Work to complete
Work out how many lines in the entries below include the word "신청자와". Give nothing but the number.

Source records
******************************

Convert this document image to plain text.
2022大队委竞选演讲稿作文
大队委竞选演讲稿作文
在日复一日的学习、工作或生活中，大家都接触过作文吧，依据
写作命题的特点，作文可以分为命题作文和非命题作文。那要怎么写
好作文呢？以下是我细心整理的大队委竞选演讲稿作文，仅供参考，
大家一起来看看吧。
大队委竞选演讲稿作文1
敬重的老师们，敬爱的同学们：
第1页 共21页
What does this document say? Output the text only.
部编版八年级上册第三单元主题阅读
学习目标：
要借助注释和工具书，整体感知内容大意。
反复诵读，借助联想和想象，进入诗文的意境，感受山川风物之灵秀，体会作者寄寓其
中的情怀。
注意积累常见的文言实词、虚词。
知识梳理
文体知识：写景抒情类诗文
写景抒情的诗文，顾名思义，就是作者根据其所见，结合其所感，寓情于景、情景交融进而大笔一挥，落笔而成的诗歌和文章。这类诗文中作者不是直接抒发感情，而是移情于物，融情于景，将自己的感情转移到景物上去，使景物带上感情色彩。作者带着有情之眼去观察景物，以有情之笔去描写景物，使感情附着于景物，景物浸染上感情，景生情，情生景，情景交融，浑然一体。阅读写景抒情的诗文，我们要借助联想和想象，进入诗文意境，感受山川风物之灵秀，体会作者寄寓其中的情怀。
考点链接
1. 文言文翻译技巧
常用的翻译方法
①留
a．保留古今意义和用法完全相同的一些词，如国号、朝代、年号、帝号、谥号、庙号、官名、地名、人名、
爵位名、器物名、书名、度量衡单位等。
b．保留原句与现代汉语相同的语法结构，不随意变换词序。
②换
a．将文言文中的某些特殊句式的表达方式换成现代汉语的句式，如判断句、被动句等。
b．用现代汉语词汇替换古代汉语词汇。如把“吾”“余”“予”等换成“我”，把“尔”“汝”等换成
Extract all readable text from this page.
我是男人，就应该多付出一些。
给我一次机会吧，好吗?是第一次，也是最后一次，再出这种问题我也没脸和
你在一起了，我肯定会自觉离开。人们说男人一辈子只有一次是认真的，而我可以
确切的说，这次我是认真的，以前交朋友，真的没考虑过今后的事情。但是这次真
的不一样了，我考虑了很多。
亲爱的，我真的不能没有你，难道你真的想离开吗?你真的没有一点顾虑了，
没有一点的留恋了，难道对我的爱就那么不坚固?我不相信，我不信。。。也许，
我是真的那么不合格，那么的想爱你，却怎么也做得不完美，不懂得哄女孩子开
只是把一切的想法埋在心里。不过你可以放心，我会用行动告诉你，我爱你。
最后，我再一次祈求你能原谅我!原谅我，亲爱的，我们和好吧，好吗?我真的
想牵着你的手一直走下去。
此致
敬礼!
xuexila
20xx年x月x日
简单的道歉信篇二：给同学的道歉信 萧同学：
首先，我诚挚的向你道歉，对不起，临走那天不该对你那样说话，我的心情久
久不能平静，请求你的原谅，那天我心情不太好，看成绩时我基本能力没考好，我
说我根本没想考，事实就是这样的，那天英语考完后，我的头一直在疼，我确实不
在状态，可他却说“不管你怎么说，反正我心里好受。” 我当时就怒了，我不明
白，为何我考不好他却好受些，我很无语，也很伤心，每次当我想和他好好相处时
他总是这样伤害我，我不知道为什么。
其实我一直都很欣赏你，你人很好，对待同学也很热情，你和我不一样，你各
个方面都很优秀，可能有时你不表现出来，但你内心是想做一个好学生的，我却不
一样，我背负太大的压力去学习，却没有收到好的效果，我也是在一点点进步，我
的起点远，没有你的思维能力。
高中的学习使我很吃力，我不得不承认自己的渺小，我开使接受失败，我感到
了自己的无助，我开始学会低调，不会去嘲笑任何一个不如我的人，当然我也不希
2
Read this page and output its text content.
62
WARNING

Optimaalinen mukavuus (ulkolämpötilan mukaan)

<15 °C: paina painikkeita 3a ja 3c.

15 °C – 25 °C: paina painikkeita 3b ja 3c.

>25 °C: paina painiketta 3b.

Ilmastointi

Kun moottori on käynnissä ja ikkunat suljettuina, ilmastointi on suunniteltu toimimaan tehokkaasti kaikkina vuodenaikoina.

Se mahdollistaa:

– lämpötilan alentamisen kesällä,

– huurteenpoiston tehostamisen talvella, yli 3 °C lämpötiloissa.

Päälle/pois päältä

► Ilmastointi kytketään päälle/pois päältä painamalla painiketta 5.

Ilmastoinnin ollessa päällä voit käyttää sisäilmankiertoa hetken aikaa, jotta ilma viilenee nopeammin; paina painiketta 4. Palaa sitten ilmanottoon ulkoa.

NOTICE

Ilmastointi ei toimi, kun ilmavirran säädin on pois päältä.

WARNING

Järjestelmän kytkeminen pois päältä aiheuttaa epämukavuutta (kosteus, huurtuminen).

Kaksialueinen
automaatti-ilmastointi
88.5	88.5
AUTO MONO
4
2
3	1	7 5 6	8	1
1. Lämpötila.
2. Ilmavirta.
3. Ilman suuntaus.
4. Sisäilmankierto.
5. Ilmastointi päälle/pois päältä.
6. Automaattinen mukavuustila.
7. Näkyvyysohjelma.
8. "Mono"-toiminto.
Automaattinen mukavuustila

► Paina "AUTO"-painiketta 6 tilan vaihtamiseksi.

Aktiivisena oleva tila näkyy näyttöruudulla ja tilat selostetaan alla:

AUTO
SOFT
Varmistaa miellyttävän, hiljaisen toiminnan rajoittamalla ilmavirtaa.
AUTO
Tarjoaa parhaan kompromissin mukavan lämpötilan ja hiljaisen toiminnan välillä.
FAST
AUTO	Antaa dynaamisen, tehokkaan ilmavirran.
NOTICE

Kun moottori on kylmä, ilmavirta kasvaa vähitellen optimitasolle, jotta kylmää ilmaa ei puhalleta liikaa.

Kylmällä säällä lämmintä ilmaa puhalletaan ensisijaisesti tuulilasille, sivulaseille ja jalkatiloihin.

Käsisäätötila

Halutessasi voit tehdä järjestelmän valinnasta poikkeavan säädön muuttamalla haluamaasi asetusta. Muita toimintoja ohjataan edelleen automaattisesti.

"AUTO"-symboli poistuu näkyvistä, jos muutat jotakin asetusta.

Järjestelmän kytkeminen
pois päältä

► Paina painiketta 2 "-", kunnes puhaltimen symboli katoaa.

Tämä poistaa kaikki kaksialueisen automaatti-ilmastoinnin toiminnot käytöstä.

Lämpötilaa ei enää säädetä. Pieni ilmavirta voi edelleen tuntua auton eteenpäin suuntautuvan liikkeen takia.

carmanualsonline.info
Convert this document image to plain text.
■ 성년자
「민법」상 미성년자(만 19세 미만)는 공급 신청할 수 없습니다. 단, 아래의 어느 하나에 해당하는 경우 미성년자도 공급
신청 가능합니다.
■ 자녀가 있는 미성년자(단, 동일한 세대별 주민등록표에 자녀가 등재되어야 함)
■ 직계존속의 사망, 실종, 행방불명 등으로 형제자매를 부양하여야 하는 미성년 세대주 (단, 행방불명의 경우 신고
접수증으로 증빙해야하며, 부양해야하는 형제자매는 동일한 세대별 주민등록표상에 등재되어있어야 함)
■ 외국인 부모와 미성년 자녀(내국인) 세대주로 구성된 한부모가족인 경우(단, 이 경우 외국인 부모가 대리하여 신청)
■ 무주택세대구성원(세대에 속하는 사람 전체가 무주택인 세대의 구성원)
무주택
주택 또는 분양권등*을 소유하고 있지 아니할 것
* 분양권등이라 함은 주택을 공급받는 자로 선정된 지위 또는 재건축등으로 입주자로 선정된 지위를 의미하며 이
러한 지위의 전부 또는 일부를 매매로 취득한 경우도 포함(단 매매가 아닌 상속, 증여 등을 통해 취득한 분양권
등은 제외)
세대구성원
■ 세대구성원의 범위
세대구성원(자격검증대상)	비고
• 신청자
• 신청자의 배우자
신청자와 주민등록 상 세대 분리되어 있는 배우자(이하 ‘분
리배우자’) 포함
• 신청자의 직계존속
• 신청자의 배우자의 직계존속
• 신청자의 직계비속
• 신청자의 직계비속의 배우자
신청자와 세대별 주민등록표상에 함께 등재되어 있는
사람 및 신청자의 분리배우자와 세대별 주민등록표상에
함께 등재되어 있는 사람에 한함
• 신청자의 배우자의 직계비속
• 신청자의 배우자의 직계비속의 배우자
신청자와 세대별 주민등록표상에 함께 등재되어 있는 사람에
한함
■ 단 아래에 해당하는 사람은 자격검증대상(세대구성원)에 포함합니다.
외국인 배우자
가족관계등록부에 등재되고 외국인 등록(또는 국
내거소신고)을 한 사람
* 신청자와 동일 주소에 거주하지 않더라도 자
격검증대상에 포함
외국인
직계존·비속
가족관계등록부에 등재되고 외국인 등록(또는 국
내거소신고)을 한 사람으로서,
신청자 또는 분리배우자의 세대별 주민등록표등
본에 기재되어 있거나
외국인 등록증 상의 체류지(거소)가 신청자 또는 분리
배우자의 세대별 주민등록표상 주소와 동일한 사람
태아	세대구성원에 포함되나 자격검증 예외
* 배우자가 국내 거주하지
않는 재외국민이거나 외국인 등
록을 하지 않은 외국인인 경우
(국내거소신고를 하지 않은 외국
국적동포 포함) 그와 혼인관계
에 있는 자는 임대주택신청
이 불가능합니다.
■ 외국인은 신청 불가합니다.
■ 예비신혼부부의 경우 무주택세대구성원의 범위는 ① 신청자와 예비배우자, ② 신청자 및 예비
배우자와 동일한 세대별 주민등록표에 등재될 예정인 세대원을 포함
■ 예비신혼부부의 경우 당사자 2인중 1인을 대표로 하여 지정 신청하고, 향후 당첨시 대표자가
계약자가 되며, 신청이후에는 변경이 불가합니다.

******************************

In response
5